→ **Job**:
Every record that follows should be printed verbatim.

→ **Data in this exercise**:
-- start --

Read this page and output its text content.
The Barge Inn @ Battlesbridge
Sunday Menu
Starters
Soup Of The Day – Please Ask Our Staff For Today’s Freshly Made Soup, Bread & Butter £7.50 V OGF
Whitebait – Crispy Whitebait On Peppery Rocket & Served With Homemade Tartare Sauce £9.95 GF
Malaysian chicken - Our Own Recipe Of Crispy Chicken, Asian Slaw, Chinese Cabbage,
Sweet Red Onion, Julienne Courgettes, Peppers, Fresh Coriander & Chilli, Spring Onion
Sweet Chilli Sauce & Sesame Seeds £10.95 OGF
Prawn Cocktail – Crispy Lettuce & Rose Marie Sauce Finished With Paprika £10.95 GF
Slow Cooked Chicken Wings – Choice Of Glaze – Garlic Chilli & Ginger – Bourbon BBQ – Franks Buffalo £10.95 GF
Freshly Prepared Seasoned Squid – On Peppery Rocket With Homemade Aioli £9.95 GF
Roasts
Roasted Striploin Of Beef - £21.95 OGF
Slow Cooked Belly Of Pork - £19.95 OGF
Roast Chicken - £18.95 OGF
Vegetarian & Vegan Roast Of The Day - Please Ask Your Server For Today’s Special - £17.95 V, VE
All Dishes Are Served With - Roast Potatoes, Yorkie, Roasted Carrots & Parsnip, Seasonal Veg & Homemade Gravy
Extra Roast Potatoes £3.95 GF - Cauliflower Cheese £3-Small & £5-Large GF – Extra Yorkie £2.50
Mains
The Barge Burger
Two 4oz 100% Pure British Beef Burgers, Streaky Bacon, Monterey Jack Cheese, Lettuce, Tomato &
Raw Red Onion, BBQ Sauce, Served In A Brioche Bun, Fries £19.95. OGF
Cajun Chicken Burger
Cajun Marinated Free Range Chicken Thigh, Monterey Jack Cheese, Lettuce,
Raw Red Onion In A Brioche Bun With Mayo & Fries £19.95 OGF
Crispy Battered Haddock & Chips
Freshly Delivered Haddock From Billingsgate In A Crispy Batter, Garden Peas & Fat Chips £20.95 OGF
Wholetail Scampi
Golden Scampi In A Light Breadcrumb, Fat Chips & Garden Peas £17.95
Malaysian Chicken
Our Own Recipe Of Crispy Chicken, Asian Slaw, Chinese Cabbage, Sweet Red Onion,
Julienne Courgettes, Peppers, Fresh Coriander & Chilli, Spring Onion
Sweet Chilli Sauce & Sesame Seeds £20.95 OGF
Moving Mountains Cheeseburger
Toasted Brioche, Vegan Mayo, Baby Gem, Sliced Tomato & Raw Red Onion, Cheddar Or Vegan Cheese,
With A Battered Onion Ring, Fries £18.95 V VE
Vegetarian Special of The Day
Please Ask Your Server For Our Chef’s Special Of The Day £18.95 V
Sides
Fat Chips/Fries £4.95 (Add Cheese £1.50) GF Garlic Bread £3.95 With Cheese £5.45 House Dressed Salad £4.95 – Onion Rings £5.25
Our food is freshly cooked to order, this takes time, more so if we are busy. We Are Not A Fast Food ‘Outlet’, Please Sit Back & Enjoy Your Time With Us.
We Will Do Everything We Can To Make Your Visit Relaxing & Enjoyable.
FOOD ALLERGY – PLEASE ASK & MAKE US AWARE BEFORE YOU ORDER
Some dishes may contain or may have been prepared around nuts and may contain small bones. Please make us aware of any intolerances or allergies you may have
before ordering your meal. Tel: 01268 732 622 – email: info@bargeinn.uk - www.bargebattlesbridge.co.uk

-- end --

→ **Finished answer**:
Read this page and output its text content.
The Barge Inn @ Battlesbridge
Sunday Menu
Starters
Soup Of The Day – Please Ask Our Staff For Today’s Freshly Made Soup, Bread & Butter £7.50 V OGF
Whitebait – Crispy Whitebait On Peppery Rocket & Served With Homemade Tartare Sauce £9.95 GF
Malaysian chicken - Our Own Recipe Of Crispy Chicken, Asian Slaw, Chinese Cabbage,
Sweet Red Onion, Julienne Courgettes, Peppers, Fresh Coriander & Chilli, Spring Onion
Sweet Chilli Sauce & Sesame Seeds £10.95 OGF
Prawn Cocktail – Crispy Lettuce & Rose Marie Sauce Finished With Paprika £10.95 GF
Slow Cooked Chicken Wings – Choice Of Glaze – Garlic Chilli & Ginger – Bourbon BBQ – Franks Buffalo £10.95 GF
Freshly Prepared Seasoned Squid – On Peppery Rocket With Homemade Aioli £9.95 GF
Roasts
Roasted Striploin Of Beef - £21.95 OGF
Slow Cooked Belly Of Pork - £19.95 OGF
Roast Chicken - £18.95 OGF
Vegetarian & Vegan Roast Of The Day - Please Ask Your Server For Today’s Special - £17.95 V, VE
All Dishes Are Served With - Roast Potatoes, Yorkie, Roasted Carrots & Parsnip, Seasonal Veg & Homemade Gravy
Extra Roast Potatoes £3.95 GF - Cauliflower Cheese £3-Small & £5-Large GF – Extra Yorkie £2.50
Mains
The Barge Burger
Two 4oz 100% Pure British Beef Burgers, Streaky Bacon, Monterey Jack Cheese, Lettuce, Tomato &
Raw Red Onion, BBQ Sauce, Served In A Brioche Bun, Fries £19.95. OGF
Cajun Chicken Burger
Cajun Marinated Free Range Chicken Thigh, Monterey Jack Cheese, Lettuce,
Raw Red Onion In A Brioche Bun With Mayo & Fries £19.95 OGF
Crispy Battered Haddock & Chips
Freshly Delivered Haddock From Billingsgate In A Crispy Batter, Garden Peas & Fat Chips £20.95 OGF
Wholetail Scampi
Golden Scampi In A Light Breadcrumb, Fat Chips & Garden Peas £17.95
Malaysian Chicken
Our Own Recipe Of Crispy Chicken, Asian Slaw, Chinese Cabbage, Sweet Red Onion,
Julienne Courgettes, Peppers, Fresh Coriander & Chilli, Spring Onion
Sweet Chilli Sauce & Sesame Seeds £20.95 OGF
Moving Mountains Cheeseburger
Toasted Brioche, Vegan Mayo, Baby Gem, Sliced Tomato & Raw Red Onion, Cheddar Or Vegan Cheese,
With A Battered Onion Ring, Fries £18.95 V VE
Vegetarian Special of The Day
Please Ask Your Server For Our Chef’s Special Of The Day £18.95 V
Sides
Fat Chips/Fries £4.95 (Add Cheese £1.50) GF Garlic Bread £3.95 With Cheese £5.45 House Dressed Salad £4.95 – Onion Rings £5.25
Our food is freshly cooked to order, this takes time, more so if we are busy. We Are Not A Fast Food ‘Outlet’, Please Sit Back & Enjoy Your Time With Us.
We Will Do Everything We Can To Make Your Visit Relaxing & Enjoyable.
FOOD ALLERGY – PLEASE ASK & MAKE US AWARE BEFORE YOU ORDER
Some dishes may contain or may have been prepared around nuts and may contain small bones. Please make us aware of any intolerances or allergies you may have
before ordering your meal. Tel: 01268 732 622 – email: info@bargeinn.uk - www.bargebattlesbridge.co.uk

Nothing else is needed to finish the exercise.